• **What you are asked to do**: Lift every line from the entries that includes the word "Oxalate".

(Stored data)
--- Begin ---

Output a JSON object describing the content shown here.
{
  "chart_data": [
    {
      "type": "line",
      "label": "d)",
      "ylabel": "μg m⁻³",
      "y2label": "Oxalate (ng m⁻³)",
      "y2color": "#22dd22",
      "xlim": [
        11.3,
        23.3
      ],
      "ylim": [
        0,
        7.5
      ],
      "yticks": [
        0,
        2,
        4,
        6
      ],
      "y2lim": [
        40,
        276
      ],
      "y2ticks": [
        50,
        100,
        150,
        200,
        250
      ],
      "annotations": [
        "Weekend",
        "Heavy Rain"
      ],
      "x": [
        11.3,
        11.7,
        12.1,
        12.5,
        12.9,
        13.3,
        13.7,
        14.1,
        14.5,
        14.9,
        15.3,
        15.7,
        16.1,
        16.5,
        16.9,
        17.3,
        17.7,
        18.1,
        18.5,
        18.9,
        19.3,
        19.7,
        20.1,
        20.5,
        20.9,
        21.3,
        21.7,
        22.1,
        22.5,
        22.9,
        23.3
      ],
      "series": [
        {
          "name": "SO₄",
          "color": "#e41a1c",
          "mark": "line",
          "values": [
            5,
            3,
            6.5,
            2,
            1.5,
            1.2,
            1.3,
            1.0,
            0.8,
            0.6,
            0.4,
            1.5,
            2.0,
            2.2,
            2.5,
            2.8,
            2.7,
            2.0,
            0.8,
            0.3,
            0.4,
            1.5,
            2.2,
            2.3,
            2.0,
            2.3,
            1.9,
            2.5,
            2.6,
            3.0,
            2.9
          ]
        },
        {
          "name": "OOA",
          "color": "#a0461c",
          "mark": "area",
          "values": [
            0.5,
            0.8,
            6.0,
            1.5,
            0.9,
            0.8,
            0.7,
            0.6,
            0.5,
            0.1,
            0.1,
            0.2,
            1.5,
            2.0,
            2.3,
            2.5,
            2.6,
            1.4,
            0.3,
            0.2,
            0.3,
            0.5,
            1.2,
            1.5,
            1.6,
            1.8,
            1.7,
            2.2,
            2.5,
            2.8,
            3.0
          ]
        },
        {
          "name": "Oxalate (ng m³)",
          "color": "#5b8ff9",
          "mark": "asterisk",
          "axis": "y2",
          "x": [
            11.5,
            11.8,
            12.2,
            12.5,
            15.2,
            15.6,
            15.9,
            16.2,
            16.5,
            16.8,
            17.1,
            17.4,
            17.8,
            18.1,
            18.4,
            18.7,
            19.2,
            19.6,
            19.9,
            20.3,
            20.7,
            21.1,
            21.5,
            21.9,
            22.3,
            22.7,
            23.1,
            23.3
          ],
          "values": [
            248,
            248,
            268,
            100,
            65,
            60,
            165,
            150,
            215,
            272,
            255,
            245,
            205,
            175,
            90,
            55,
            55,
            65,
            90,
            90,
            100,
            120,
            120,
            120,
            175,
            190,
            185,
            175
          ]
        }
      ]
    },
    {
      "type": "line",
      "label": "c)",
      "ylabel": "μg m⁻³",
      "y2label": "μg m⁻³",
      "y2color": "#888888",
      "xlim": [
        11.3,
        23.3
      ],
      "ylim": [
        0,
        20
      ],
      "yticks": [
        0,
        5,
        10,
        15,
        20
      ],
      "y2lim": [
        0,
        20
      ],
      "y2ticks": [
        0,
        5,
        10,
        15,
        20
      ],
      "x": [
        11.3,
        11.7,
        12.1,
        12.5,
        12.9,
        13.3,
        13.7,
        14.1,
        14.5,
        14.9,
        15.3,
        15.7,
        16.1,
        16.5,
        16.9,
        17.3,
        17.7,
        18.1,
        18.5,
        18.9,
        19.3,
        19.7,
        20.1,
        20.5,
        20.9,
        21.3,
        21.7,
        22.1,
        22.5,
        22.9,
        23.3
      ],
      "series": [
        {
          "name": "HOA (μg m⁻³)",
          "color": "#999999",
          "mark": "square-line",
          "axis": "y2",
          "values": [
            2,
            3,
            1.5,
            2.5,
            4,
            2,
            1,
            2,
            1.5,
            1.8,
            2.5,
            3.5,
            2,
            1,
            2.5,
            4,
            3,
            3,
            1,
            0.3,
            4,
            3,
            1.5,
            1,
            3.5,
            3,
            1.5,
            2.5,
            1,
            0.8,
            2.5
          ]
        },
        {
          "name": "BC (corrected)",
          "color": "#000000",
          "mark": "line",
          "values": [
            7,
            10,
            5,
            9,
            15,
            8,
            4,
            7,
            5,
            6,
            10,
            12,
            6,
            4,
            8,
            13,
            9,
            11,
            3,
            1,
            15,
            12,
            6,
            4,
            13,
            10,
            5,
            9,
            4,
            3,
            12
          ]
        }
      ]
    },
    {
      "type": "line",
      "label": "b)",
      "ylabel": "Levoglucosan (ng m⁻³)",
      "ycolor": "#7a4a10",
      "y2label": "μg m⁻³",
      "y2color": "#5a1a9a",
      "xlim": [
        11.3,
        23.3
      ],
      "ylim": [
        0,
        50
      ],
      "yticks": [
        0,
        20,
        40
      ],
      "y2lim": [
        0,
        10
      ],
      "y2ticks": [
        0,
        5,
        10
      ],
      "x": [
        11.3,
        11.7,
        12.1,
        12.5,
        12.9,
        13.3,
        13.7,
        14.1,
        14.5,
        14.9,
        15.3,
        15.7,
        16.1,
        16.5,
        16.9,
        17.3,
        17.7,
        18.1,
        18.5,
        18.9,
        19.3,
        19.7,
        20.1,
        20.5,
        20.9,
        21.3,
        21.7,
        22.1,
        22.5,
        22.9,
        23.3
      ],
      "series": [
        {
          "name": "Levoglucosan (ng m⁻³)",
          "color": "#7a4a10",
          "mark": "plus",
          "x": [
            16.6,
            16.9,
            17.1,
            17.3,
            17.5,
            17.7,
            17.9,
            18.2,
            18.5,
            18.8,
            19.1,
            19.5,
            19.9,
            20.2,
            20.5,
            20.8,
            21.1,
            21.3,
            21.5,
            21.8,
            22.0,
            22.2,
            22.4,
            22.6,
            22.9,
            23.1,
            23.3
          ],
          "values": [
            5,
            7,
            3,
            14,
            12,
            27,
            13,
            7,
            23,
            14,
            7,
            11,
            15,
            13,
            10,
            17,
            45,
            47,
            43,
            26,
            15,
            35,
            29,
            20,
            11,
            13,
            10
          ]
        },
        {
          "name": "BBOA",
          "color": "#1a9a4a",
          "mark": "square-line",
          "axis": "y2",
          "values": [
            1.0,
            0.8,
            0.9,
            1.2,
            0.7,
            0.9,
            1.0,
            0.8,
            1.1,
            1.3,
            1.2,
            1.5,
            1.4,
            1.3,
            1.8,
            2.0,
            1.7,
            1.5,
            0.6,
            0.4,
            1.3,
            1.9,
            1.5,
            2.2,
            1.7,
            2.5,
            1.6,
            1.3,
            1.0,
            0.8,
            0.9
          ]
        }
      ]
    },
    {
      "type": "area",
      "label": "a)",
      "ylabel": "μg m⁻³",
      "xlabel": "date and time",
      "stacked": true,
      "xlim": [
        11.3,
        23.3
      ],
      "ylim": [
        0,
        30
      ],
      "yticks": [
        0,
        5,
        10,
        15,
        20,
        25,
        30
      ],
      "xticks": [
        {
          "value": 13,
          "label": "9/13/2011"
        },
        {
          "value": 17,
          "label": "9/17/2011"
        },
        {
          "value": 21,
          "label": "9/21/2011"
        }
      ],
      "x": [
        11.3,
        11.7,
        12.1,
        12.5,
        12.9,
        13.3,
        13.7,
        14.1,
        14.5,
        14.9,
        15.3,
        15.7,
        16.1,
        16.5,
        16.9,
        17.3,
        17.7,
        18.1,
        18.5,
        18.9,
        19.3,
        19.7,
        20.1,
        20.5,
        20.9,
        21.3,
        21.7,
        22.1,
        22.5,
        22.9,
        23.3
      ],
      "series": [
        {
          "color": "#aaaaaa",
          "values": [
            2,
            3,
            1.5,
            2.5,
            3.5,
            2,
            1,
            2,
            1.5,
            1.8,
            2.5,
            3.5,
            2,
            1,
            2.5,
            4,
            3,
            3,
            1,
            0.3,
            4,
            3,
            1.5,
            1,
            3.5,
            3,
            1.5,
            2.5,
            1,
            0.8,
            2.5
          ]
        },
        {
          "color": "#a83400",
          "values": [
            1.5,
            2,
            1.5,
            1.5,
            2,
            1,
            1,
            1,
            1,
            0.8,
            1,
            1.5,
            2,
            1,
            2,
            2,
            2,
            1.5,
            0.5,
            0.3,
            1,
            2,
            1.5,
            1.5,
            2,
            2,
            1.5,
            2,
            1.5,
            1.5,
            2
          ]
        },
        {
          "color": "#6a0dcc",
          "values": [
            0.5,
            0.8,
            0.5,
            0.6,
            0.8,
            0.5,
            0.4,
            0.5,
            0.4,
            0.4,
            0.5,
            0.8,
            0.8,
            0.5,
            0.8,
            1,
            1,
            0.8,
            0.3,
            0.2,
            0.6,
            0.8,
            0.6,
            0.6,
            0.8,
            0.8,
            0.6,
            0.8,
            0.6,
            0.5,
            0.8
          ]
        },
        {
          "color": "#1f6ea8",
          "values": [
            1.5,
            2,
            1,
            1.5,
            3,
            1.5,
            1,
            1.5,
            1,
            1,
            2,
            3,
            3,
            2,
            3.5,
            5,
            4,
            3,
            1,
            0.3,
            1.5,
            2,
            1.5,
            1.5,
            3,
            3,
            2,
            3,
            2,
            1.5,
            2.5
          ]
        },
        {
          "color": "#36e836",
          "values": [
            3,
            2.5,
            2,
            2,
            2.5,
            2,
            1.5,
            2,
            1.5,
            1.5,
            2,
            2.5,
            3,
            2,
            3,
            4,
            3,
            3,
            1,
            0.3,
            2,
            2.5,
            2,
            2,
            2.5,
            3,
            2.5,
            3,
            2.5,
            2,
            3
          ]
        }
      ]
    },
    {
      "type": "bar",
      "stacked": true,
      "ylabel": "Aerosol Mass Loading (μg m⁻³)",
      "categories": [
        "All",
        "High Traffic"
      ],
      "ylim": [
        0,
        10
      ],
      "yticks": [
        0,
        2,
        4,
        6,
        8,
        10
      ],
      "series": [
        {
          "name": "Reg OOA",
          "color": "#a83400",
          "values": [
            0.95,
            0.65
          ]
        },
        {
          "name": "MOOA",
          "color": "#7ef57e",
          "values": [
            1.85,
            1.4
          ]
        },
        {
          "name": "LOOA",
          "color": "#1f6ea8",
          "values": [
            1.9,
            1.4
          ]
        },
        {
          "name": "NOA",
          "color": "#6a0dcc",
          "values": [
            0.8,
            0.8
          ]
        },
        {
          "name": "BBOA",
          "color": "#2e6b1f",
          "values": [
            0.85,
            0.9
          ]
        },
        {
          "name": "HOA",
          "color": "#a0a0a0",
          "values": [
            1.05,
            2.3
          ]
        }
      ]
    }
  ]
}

--- End ---

• **Solution**:
      "y2label": "Oxalate (ng m⁻³)",
          "name": "Oxalate (ng m³)",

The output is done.